Extract, from the listing that follows, each line containing the word "this".

[Stored entries]
_ _ _

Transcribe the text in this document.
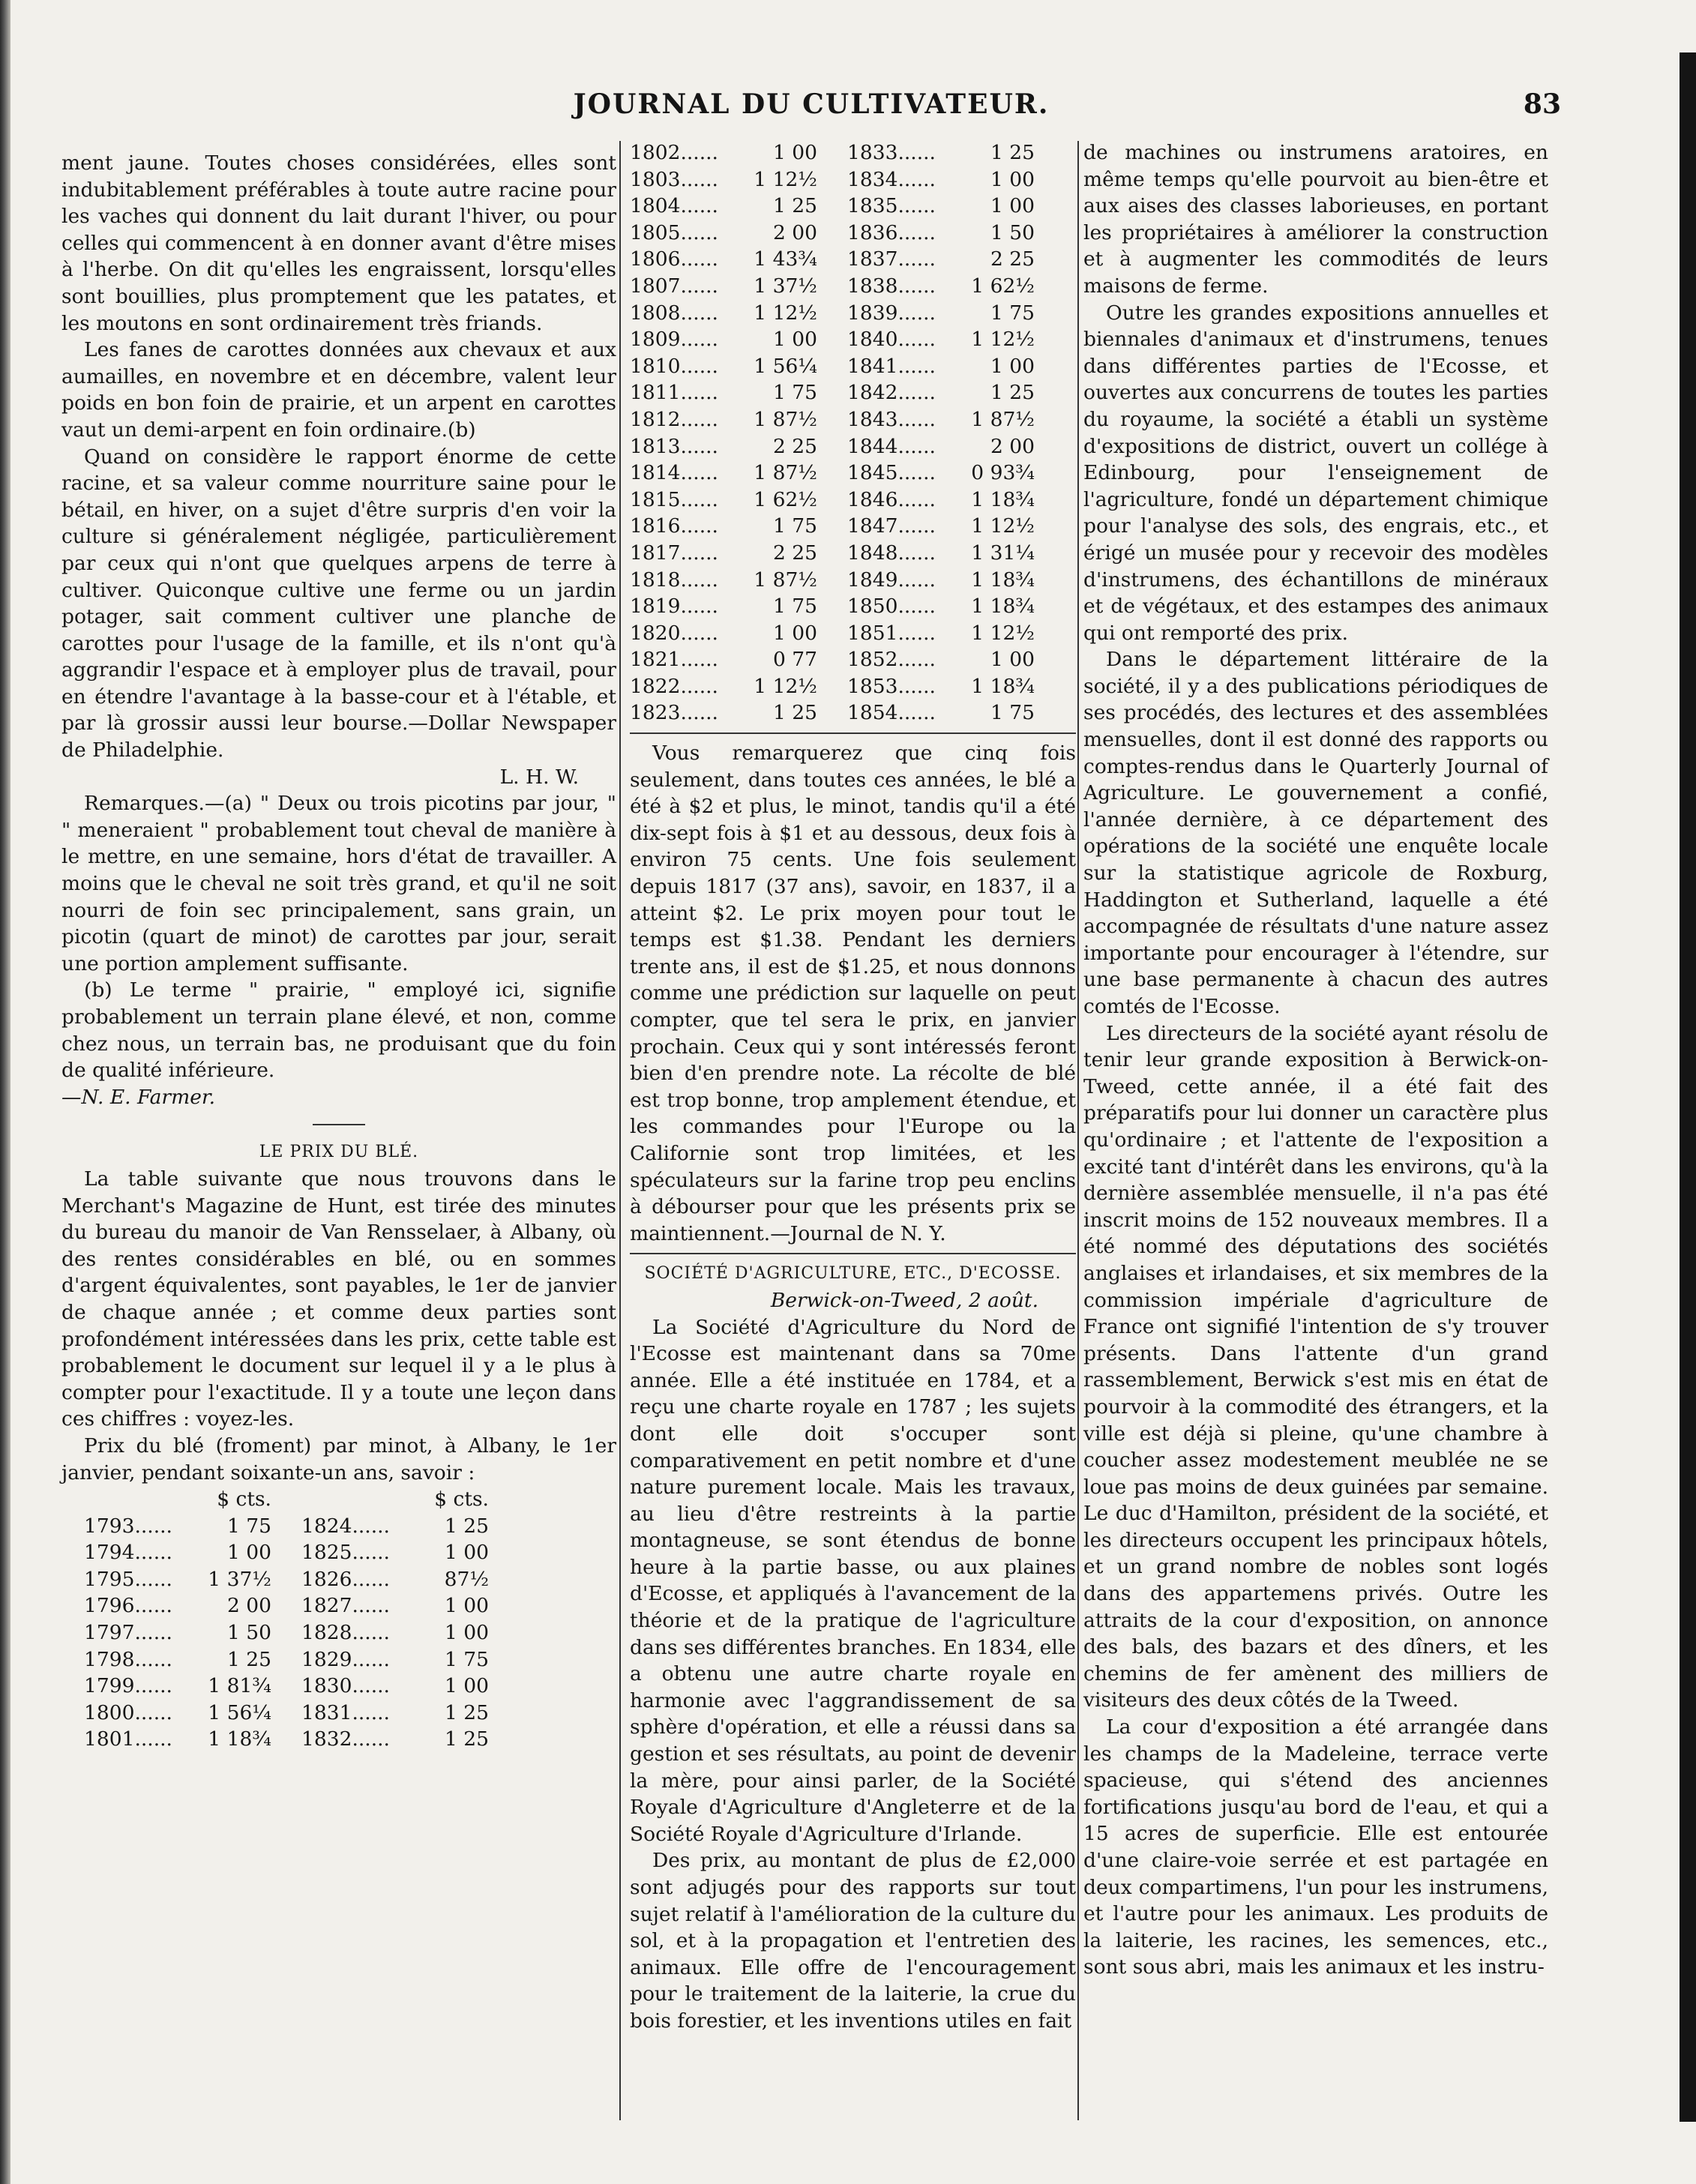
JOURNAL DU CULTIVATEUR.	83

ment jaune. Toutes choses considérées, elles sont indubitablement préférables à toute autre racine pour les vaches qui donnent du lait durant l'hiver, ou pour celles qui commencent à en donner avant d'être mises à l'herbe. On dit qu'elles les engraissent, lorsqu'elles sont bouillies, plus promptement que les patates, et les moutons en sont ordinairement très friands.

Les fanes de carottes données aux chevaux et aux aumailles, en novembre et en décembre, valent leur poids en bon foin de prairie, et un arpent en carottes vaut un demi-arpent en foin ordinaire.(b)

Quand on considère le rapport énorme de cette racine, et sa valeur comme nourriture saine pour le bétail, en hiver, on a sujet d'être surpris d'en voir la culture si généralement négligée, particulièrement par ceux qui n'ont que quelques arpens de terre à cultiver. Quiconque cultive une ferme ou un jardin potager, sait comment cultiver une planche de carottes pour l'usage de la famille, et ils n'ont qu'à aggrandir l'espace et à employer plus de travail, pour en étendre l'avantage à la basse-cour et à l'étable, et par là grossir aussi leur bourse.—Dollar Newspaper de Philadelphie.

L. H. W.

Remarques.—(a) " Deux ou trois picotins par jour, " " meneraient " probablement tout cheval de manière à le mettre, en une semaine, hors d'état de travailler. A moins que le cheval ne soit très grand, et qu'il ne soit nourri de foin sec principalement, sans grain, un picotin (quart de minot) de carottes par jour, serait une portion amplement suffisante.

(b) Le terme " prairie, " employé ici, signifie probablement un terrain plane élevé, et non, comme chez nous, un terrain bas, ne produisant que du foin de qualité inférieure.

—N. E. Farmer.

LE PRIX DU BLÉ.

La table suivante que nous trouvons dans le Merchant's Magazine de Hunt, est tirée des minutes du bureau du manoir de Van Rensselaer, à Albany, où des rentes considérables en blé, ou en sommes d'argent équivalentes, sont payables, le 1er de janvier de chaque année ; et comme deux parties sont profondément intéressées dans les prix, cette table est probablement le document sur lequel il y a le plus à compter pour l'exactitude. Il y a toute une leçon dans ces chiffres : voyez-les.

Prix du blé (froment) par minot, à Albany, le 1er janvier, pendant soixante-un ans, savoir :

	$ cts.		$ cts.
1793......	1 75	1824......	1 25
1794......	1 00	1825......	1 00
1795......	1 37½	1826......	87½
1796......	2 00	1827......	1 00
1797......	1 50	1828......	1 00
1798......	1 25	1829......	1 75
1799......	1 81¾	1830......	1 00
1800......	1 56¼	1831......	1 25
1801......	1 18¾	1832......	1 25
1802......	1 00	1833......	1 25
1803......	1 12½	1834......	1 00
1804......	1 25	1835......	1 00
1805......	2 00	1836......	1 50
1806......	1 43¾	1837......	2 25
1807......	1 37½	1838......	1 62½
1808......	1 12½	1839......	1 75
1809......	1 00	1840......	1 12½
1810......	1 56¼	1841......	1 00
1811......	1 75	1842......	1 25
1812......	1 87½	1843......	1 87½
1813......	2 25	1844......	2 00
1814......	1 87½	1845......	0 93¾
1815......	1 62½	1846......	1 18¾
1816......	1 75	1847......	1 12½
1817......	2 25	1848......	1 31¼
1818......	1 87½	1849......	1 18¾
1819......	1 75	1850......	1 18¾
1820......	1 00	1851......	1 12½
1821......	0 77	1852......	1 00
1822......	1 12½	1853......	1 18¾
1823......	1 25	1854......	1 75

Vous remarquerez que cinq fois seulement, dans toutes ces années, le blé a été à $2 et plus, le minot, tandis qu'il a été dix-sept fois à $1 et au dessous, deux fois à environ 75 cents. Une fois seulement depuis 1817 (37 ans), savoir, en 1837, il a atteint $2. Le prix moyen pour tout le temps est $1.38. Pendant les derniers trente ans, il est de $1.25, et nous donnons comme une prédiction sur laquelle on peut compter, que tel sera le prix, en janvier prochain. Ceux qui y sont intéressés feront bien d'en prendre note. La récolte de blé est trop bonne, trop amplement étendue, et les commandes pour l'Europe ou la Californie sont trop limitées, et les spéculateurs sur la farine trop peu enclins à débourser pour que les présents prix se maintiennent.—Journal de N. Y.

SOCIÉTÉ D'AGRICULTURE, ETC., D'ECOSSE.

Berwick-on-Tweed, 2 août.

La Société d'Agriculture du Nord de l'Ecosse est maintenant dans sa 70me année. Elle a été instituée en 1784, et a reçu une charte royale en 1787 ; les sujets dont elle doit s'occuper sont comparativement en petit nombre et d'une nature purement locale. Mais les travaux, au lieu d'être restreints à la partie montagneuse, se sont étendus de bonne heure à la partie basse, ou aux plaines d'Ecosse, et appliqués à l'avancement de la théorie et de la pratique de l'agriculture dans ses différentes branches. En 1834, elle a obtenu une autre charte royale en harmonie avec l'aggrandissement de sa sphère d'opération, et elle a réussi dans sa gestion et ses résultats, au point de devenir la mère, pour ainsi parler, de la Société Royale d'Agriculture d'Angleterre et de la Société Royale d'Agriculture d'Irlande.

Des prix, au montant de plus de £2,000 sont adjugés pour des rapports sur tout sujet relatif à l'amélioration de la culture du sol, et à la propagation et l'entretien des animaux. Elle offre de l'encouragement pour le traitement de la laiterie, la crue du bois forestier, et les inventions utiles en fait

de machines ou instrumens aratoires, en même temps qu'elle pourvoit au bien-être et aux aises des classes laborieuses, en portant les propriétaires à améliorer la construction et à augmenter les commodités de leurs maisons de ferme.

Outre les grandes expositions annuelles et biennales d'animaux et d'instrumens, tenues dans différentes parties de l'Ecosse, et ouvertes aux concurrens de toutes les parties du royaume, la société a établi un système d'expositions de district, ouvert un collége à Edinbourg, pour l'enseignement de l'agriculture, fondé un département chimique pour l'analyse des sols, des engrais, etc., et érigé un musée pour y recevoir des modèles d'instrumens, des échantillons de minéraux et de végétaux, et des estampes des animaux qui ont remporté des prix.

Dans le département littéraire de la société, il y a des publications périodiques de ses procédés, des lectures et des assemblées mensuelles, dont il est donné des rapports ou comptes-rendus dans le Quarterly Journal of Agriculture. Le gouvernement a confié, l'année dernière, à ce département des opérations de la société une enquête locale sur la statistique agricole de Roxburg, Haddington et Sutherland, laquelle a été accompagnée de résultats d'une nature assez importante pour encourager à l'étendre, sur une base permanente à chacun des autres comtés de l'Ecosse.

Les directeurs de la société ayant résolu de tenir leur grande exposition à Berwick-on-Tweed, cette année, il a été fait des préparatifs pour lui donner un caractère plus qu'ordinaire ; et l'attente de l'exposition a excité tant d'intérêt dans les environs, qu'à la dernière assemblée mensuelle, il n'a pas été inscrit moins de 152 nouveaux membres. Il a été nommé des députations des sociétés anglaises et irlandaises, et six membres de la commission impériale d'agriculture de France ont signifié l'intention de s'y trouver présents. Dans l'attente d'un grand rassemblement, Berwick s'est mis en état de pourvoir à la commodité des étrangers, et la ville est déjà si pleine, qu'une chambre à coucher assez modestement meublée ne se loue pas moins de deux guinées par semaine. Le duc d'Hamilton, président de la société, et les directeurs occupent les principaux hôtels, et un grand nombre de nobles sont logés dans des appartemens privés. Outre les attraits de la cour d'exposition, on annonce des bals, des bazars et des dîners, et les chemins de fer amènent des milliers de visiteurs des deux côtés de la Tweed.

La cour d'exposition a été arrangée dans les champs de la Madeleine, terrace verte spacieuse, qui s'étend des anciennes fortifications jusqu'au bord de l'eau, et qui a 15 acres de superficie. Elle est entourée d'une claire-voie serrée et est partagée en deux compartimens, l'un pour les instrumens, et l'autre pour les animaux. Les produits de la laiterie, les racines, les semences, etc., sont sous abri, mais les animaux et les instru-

_ _ _

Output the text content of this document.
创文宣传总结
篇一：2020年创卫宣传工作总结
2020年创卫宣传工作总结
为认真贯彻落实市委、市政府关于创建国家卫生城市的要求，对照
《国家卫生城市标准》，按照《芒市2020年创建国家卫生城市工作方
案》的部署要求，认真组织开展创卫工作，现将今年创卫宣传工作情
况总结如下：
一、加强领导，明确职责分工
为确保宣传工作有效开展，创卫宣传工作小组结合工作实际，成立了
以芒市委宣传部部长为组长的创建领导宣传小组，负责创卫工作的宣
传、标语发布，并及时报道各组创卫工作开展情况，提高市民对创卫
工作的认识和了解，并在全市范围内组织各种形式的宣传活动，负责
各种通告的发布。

_ _ _

## [Solution to the problem]
Transcribe the text in this document.
Output the text content of this document.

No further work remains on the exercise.